<<<<
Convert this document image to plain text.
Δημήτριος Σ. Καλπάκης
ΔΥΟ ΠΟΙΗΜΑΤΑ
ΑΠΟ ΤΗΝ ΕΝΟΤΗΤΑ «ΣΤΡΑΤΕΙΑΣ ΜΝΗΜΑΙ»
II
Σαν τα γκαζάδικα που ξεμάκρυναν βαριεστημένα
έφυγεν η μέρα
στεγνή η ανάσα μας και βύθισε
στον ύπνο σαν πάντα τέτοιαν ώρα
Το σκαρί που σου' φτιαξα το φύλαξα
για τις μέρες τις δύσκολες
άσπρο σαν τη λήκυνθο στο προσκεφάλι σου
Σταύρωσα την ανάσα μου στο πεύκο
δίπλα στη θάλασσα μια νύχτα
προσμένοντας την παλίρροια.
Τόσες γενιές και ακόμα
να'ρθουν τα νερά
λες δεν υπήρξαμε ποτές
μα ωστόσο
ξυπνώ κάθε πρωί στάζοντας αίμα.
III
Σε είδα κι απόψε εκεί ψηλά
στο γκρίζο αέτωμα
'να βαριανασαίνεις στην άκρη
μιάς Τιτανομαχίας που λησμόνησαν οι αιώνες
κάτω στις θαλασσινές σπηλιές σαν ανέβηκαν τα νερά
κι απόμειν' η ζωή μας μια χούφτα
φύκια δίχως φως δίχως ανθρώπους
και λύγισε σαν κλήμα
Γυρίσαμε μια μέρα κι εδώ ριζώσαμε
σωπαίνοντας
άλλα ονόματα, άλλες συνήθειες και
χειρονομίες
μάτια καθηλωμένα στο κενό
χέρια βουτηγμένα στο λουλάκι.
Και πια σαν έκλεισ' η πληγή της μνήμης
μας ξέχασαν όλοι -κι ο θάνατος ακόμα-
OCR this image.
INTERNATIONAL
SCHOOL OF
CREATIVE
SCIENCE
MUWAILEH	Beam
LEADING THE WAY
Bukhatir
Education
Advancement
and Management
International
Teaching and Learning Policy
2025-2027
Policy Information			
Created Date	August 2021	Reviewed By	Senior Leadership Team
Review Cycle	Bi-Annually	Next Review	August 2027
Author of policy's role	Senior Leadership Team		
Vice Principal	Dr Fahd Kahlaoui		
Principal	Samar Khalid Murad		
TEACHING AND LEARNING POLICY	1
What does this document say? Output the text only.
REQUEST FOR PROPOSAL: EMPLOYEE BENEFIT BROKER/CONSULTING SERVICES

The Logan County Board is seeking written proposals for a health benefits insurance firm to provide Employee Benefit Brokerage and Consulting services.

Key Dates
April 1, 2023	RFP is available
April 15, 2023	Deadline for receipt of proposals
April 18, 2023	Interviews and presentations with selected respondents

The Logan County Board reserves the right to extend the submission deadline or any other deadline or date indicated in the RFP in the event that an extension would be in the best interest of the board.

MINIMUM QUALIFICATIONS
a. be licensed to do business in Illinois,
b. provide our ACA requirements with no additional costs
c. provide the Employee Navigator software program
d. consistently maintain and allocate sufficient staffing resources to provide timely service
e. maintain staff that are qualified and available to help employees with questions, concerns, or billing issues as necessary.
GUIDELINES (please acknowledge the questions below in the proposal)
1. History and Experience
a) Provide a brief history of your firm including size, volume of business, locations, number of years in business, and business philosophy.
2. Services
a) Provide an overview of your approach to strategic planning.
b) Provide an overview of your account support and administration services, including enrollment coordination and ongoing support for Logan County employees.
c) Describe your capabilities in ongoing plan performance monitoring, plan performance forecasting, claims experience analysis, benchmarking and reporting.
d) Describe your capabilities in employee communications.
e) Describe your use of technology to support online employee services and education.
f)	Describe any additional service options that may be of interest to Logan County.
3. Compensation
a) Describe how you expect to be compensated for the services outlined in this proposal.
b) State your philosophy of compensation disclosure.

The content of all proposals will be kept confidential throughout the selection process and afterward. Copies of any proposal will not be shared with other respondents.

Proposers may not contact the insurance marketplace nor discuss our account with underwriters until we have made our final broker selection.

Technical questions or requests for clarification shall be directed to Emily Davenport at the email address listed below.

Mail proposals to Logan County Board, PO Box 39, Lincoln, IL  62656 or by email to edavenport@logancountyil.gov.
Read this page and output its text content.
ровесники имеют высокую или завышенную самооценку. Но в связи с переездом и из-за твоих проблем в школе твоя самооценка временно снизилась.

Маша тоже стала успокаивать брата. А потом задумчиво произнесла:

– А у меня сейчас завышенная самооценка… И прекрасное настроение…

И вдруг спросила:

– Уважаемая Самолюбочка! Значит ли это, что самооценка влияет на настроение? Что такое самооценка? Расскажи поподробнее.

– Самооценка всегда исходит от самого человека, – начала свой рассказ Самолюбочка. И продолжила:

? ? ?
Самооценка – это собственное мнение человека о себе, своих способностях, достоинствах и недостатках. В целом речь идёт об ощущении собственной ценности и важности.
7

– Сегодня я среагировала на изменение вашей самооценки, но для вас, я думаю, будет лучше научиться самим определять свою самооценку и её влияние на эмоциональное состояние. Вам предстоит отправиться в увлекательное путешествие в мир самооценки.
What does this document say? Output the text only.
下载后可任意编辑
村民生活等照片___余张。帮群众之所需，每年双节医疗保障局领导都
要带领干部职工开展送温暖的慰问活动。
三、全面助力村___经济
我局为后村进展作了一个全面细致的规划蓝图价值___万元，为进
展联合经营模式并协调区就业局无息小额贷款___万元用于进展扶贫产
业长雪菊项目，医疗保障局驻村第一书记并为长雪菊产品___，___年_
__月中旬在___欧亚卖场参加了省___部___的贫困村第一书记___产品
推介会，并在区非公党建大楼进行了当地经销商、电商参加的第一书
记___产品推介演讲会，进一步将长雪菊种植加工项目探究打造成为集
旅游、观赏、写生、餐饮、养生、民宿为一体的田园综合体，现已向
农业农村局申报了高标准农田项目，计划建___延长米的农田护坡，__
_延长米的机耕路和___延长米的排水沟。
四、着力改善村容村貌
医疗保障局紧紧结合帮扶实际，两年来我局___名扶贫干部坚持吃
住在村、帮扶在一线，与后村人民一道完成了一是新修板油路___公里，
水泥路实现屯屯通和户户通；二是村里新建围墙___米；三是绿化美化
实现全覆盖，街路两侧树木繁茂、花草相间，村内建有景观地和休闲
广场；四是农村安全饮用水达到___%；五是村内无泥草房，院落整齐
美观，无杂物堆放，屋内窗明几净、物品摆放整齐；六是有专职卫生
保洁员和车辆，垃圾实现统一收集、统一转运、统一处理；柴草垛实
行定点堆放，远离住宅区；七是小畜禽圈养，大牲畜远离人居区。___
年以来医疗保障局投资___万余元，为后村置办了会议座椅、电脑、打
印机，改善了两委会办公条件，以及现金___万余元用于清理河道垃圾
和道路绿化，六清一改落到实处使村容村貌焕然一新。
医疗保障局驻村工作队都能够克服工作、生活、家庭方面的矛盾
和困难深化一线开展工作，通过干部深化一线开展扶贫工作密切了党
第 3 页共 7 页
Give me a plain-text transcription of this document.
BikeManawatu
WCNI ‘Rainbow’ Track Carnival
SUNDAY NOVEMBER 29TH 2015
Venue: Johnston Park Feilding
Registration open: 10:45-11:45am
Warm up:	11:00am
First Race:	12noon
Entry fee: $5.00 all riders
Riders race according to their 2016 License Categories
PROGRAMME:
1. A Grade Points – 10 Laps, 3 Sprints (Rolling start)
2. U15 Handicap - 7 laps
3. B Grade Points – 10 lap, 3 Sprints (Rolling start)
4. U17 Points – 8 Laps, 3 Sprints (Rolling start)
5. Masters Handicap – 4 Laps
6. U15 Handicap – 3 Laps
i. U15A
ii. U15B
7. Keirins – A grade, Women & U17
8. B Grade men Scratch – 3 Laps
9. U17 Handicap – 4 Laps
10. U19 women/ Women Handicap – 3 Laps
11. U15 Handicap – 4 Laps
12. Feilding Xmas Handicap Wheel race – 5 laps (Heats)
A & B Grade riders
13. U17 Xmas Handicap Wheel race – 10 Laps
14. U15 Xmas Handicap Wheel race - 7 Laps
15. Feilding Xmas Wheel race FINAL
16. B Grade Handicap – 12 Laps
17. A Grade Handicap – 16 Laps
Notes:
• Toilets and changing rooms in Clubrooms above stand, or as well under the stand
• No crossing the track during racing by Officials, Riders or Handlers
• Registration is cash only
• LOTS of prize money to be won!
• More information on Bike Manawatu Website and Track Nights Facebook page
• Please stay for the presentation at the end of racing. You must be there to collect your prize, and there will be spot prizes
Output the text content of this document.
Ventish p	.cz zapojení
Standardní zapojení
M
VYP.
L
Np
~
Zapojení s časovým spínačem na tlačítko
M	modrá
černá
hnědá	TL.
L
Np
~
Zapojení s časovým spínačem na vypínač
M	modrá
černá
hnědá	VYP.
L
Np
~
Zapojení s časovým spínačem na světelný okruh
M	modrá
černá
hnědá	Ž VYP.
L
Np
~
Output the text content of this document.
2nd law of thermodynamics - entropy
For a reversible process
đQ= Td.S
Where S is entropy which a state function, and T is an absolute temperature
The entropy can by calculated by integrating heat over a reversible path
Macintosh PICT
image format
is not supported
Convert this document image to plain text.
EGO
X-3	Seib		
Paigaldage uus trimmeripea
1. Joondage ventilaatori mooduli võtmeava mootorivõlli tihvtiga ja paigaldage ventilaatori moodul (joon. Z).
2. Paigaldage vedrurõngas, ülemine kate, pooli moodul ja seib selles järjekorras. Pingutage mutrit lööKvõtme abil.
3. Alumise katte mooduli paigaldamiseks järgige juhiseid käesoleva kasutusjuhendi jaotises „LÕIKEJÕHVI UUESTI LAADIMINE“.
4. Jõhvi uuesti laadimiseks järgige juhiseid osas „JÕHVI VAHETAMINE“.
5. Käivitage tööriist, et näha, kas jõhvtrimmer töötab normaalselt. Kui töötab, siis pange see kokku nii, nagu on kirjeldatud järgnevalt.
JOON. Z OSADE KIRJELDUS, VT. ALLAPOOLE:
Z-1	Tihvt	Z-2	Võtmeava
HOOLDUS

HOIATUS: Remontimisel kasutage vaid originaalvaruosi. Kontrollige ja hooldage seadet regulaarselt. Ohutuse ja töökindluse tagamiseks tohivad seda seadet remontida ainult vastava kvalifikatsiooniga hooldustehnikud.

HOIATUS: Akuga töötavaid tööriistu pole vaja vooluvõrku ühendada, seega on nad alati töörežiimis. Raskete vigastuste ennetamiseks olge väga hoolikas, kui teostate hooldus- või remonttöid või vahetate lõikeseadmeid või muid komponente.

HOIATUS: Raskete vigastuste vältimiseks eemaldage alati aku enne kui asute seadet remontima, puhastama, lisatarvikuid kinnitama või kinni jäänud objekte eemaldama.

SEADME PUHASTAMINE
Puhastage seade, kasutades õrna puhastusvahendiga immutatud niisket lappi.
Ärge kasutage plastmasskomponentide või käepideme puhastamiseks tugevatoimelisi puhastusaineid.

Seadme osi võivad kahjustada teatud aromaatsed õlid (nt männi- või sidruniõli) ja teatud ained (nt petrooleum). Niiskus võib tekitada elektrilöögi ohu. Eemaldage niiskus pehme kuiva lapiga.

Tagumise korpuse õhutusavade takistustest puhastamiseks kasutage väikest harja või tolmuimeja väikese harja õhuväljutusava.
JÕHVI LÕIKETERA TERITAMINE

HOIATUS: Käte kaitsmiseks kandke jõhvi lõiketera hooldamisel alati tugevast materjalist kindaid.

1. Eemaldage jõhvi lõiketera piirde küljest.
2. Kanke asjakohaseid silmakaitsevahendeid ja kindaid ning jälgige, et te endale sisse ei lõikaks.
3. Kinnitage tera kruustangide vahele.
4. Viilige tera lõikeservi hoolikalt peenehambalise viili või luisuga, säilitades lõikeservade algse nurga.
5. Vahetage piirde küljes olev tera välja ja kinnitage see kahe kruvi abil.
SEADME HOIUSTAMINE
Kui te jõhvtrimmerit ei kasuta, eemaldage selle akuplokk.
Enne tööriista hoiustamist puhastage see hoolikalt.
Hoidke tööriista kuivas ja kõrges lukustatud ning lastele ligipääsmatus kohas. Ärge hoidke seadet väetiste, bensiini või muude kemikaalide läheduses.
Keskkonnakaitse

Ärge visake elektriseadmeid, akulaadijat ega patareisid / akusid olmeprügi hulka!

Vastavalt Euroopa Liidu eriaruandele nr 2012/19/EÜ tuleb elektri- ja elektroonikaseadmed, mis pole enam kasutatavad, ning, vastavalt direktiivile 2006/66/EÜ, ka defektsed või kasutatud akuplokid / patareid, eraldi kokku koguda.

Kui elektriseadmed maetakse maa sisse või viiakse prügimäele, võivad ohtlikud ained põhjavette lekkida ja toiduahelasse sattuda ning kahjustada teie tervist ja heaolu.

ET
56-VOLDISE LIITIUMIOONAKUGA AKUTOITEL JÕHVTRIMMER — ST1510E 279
>>>>
- Written problem
Pull out each line containing the word "časovým" and copy it.

- Solution to this exercise
Zapojení s časovým spínačem na tlačítko
Zapojení s časovým spínačem na vypínač
Zapojení s časovým spínačem na světelný okruh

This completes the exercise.